-- To be done --
In your copy, leave out the pictures and repeat the entries below exactly.

-- Data supplied --
^^^^^^^^^^^^^^^^
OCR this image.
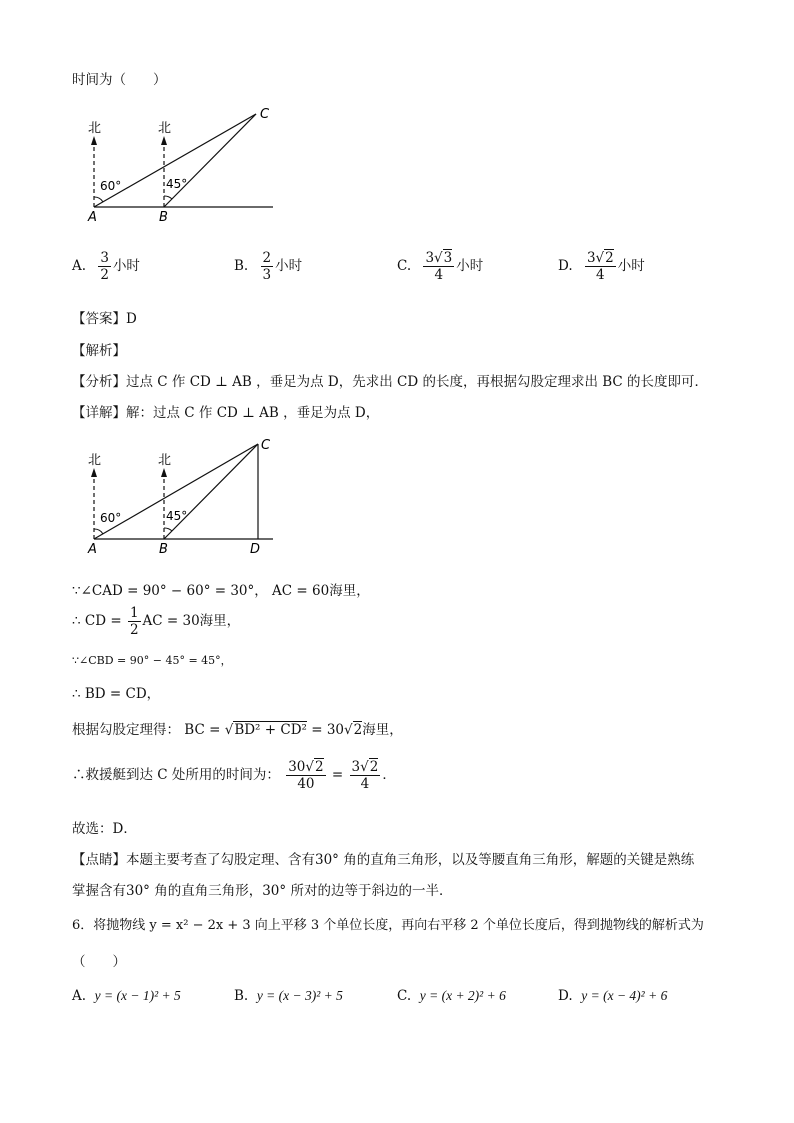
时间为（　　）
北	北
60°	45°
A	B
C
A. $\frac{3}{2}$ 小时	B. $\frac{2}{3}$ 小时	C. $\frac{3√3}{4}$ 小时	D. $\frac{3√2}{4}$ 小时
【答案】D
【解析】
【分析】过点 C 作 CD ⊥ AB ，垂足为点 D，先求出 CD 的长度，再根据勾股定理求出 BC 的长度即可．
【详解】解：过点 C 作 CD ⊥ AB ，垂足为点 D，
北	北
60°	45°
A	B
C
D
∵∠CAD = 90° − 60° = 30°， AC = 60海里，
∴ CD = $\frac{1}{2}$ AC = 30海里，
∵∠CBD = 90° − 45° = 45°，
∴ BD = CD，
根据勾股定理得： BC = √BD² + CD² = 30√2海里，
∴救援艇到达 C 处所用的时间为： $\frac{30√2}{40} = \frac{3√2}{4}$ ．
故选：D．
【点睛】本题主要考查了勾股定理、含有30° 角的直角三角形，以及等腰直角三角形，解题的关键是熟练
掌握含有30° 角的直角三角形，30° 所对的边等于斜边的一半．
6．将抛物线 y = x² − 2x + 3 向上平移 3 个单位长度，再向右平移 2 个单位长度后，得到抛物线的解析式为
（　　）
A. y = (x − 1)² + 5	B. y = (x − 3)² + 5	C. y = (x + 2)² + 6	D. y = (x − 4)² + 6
^^^^^^^^^^^^^^^^
-- Worked answer --
OCR this image.
时间为（　　）
北	北
60°	45°
A	B
C
A. $\frac{3}{2}$ 小时	B. $\frac{2}{3}$ 小时	C. $\frac{3√3}{4}$ 小时	D. $\frac{3√2}{4}$ 小时
【答案】D
【解析】
【分析】过点 C 作 CD ⊥ AB ，垂足为点 D，先求出 CD 的长度，再根据勾股定理求出 BC 的长度即可．
【详解】解：过点 C 作 CD ⊥ AB ，垂足为点 D，
北	北
60°	45°
A	B
C
D
∵∠CAD = 90° − 60° = 30°， AC = 60海里，
∴ CD = $\frac{1}{2}$ AC = 30海里，
∵∠CBD = 90° − 45° = 45°，
∴ BD = CD，
根据勾股定理得： BC = √BD² + CD² = 30√2海里，
∴救援艇到达 C 处所用的时间为： $\frac{30√2}{40} = \frac{3√2}{4}$ ．
故选：D．
【点睛】本题主要考查了勾股定理、含有30° 角的直角三角形，以及等腰直角三角形，解题的关键是熟练
掌握含有30° 角的直角三角形，30° 所对的边等于斜边的一半．
6．将抛物线 y = x² − 2x + 3 向上平移 3 个单位长度，再向右平移 2 个单位长度后，得到抛物线的解析式为
（　　）
A. y = (x − 1)² + 5	B. y = (x − 3)² + 5	C. y = (x + 2)² + 6	D. y = (x − 4)² + 6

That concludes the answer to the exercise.